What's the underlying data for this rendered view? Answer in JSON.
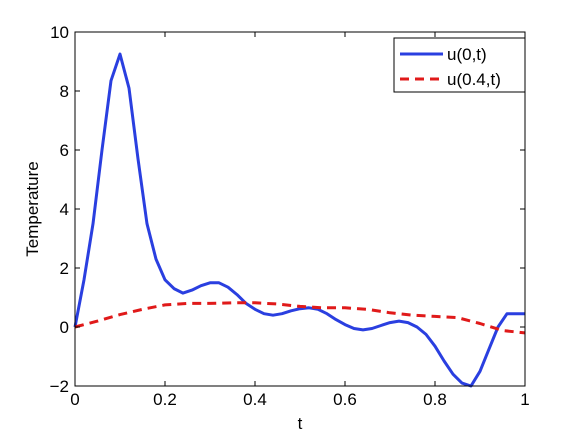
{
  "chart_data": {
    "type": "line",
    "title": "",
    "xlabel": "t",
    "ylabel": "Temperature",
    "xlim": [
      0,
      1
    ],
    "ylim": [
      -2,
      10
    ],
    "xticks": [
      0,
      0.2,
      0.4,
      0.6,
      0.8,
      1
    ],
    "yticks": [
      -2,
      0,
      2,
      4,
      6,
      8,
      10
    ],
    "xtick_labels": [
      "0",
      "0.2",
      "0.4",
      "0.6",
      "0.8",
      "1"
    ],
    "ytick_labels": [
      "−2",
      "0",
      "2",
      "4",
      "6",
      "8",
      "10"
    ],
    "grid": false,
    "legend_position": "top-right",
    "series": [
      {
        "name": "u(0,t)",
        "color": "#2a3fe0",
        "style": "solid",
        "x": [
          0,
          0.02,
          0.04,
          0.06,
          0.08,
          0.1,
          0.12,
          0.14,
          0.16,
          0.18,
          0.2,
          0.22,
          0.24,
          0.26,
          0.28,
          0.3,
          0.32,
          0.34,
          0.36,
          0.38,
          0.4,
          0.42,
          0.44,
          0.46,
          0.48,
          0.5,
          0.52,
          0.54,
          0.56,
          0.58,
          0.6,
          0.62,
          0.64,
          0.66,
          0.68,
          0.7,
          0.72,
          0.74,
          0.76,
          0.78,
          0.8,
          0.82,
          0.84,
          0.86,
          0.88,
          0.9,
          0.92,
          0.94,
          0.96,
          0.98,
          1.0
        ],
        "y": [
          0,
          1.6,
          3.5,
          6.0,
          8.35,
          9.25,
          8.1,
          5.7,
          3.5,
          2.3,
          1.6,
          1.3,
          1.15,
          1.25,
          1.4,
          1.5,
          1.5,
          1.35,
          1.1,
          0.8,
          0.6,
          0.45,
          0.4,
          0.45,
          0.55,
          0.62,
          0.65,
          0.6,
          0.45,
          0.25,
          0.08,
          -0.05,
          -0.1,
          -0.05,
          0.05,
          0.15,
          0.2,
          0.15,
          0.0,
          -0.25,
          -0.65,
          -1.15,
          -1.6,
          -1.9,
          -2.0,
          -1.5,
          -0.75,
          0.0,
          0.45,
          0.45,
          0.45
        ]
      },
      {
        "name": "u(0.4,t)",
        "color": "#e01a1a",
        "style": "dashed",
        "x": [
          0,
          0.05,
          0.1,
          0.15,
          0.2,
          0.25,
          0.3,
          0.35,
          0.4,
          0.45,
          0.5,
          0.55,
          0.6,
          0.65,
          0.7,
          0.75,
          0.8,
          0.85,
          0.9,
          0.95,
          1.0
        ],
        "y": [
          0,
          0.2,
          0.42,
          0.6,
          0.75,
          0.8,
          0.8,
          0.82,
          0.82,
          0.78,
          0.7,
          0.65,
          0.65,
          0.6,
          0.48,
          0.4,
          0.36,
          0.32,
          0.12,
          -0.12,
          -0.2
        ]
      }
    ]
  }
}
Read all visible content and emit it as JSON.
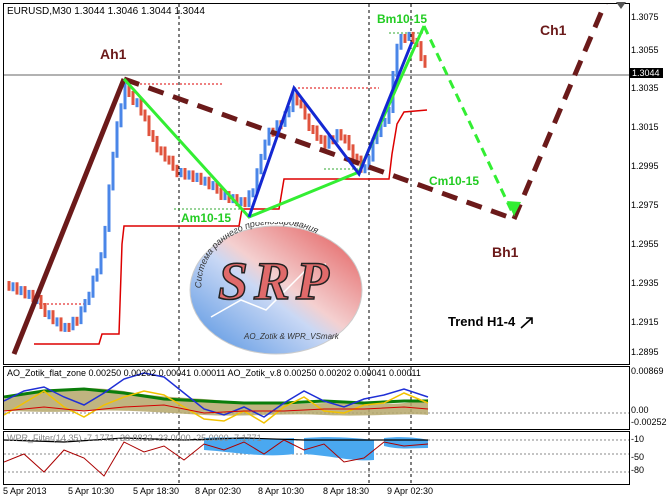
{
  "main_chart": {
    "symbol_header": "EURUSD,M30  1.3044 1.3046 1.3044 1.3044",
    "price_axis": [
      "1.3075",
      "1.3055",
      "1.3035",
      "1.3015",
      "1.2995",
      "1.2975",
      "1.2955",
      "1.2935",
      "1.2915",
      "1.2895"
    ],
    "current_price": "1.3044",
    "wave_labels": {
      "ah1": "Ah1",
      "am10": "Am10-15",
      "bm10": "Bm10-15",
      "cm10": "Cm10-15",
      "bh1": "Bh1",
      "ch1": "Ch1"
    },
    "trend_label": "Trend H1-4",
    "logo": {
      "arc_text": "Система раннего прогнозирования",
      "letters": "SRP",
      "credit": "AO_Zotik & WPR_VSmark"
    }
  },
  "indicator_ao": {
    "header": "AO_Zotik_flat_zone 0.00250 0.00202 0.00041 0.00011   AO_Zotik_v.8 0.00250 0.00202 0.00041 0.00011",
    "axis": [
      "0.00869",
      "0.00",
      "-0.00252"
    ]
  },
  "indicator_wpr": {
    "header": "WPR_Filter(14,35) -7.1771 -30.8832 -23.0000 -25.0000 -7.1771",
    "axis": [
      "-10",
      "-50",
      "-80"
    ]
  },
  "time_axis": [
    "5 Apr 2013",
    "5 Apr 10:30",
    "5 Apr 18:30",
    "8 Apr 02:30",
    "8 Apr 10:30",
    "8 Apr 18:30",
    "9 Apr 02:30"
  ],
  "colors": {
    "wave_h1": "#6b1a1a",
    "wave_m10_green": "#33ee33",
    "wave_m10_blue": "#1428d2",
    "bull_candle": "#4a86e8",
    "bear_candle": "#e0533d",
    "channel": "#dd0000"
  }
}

******

Instructions to follow: All lines from the one containing "Read all visible content and emit it as JSON." through the end of the entries, both ends included, should be written out exactly, with no pictures.

Output for this task:
Read all visible content and emit it as JSON.
{
  "main_chart": {
    "symbol_header": "EURUSD,M30  1.3044 1.3046 1.3044 1.3044",
    "price_axis": [
      "1.3075",
      "1.3055",
      "1.3035",
      "1.3015",
      "1.2995",
      "1.2975",
      "1.2955",
      "1.2935",
      "1.2915",
      "1.2895"
    ],
    "current_price": "1.3044",
    "wave_labels": {
      "ah1": "Ah1",
      "am10": "Am10-15",
      "bm10": "Bm10-15",
      "cm10": "Cm10-15",
      "bh1": "Bh1",
      "ch1": "Ch1"
    },
    "trend_label": "Trend H1-4",
    "logo": {
      "arc_text": "Система раннего прогнозирования",
      "letters": "SRP",
      "credit": "AO_Zotik & WPR_VSmark"
    }
  },
  "indicator_ao": {
    "header": "AO_Zotik_flat_zone 0.00250 0.00202 0.00041 0.00011   AO_Zotik_v.8 0.00250 0.00202 0.00041 0.00011",
    "axis": [
      "0.00869",
      "0.00",
      "-0.00252"
    ]
  },
  "indicator_wpr": {
    "header": "WPR_Filter(14,35) -7.1771 -30.8832 -23.0000 -25.0000 -7.1771",
    "axis": [
      "-10",
      "-50",
      "-80"
    ]
  },
  "time_axis": [
    "5 Apr 2013",
    "5 Apr 10:30",
    "5 Apr 18:30",
    "8 Apr 02:30",
    "8 Apr 10:30",
    "8 Apr 18:30",
    "9 Apr 02:30"
  ],
  "colors": {
    "wave_h1": "#6b1a1a",
    "wave_m10_green": "#33ee33",
    "wave_m10_blue": "#1428d2",
    "bull_candle": "#4a86e8",
    "bear_candle": "#e0533d",
    "channel": "#dd0000"
  }
}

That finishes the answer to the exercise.